:: The data ::
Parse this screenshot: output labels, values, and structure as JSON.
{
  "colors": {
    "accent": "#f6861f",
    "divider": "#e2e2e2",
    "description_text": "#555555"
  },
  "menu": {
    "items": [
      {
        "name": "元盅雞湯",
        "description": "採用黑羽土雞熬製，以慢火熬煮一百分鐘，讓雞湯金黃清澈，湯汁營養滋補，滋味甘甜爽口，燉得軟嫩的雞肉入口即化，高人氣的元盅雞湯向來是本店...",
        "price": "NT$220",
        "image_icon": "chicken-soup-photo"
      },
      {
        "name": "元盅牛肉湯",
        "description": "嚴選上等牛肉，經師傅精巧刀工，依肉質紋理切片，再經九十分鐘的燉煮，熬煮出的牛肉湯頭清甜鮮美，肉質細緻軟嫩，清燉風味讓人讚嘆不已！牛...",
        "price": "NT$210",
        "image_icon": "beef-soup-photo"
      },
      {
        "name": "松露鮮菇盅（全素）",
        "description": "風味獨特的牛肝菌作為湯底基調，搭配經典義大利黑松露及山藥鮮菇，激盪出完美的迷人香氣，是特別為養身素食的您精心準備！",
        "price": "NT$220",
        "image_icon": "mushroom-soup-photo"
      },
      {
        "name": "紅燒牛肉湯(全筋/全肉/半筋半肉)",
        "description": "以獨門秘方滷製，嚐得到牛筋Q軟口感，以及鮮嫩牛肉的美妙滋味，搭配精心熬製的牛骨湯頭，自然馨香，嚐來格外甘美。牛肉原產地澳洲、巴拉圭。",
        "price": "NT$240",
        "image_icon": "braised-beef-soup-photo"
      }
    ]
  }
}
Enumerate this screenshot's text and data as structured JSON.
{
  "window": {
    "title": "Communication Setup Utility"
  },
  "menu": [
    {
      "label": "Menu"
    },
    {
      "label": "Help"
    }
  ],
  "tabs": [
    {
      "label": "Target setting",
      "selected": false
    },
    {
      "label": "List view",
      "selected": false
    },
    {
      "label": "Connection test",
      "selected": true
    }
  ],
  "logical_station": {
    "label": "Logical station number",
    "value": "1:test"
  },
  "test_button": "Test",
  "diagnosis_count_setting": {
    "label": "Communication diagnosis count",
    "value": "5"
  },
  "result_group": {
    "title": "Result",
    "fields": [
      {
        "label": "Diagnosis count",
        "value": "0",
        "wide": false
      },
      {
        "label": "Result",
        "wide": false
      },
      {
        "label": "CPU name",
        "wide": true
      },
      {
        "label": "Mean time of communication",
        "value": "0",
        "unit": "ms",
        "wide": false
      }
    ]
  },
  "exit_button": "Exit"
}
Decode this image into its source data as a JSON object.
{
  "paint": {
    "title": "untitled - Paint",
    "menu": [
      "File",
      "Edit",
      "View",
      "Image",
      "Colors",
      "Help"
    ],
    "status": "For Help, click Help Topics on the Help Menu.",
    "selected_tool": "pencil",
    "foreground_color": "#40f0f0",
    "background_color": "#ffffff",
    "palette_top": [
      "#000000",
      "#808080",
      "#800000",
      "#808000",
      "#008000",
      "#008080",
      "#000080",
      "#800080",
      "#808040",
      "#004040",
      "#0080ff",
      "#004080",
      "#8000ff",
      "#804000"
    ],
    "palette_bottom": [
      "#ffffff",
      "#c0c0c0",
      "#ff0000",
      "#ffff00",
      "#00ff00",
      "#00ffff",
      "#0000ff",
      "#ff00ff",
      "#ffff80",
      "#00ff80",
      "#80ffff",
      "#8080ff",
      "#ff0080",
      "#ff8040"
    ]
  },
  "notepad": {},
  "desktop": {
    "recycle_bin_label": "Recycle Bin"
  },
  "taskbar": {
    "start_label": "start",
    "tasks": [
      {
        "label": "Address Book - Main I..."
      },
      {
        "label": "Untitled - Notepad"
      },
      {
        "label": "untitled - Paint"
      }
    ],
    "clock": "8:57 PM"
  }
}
:::
:: Task directions ::
Copy each line of the data above without altering a single character.

:: Final answer ::
Parse this screenshot: output labels, values, and structure as JSON.
{
  "colors": {
    "accent": "#f6861f",
    "divider": "#e2e2e2",
    "description_text": "#555555"
  },
  "menu": {
    "items": [
      {
        "name": "元盅雞湯",
        "description": "採用黑羽土雞熬製，以慢火熬煮一百分鐘，讓雞湯金黃清澈，湯汁營養滋補，滋味甘甜爽口，燉得軟嫩的雞肉入口即化，高人氣的元盅雞湯向來是本店...",
        "price": "NT$220",
        "image_icon": "chicken-soup-photo"
      },
      {
        "name": "元盅牛肉湯",
        "description": "嚴選上等牛肉，經師傅精巧刀工，依肉質紋理切片，再經九十分鐘的燉煮，熬煮出的牛肉湯頭清甜鮮美，肉質細緻軟嫩，清燉風味讓人讚嘆不已！牛...",
        "price": "NT$210",
        "image_icon": "beef-soup-photo"
      },
      {
        "name": "松露鮮菇盅（全素）",
        "description": "風味獨特的牛肝菌作為湯底基調，搭配經典義大利黑松露及山藥鮮菇，激盪出完美的迷人香氣，是特別為養身素食的您精心準備！",
        "price": "NT$220",
        "image_icon": "mushroom-soup-photo"
      },
      {
        "name": "紅燒牛肉湯(全筋/全肉/半筋半肉)",
        "description": "以獨門秘方滷製，嚐得到牛筋Q軟口感，以及鮮嫩牛肉的美妙滋味，搭配精心熬製的牛骨湯頭，自然馨香，嚐來格外甘美。牛肉原產地澳洲、巴拉圭。",
        "price": "NT$240",
        "image_icon": "braised-beef-soup-photo"
      }
    ]
  }
}
Enumerate this screenshot's text and data as structured JSON.
{
  "window": {
    "title": "Communication Setup Utility"
  },
  "menu": [
    {
      "label": "Menu"
    },
    {
      "label": "Help"
    }
  ],
  "tabs": [
    {
      "label": "Target setting",
      "selected": false
    },
    {
      "label": "List view",
      "selected": false
    },
    {
      "label": "Connection test",
      "selected": true
    }
  ],
  "logical_station": {
    "label": "Logical station number",
    "value": "1:test"
  },
  "test_button": "Test",
  "diagnosis_count_setting": {
    "label": "Communication diagnosis count",
    "value": "5"
  },
  "result_group": {
    "title": "Result",
    "fields": [
      {
        "label": "Diagnosis count",
        "value": "0",
        "wide": false
      },
      {
        "label": "Result",
        "wide": false
      },
      {
        "label": "CPU name",
        "wide": true
      },
      {
        "label": "Mean time of communication",
        "value": "0",
        "unit": "ms",
        "wide": false
      }
    ]
  },
  "exit_button": "Exit"
}
Decode this image into its source data as a JSON object.
{
  "paint": {
    "title": "untitled - Paint",
    "menu": [
      "File",
      "Edit",
      "View",
      "Image",
      "Colors",
      "Help"
    ],
    "status": "For Help, click Help Topics on the Help Menu.",
    "selected_tool": "pencil",
    "foreground_color": "#40f0f0",
    "background_color": "#ffffff",
    "palette_top": [
      "#000000",
      "#808080",
      "#800000",
      "#808000",
      "#008000",
      "#008080",
      "#000080",
      "#800080",
      "#808040",
      "#004040",
      "#0080ff",
      "#004080",
      "#8000ff",
      "#804000"
    ],
    "palette_bottom": [
      "#ffffff",
      "#c0c0c0",
      "#ff0000",
      "#ffff00",
      "#00ff00",
      "#00ffff",
      "#0000ff",
      "#ff00ff",
      "#ffff80",
      "#00ff80",
      "#80ffff",
      "#8080ff",
      "#ff0080",
      "#ff8040"
    ]
  },
  "notepad": {},
  "desktop": {
    "recycle_bin_label": "Recycle Bin"
  },
  "taskbar": {
    "start_label": "start",
    "tasks": [
      {
        "label": "Address Book - Main I..."
      },
      {
        "label": "Untitled - Notepad"
      },
      {
        "label": "untitled - Paint"
      }
    ],
    "clock": "8:57 PM"
  }
}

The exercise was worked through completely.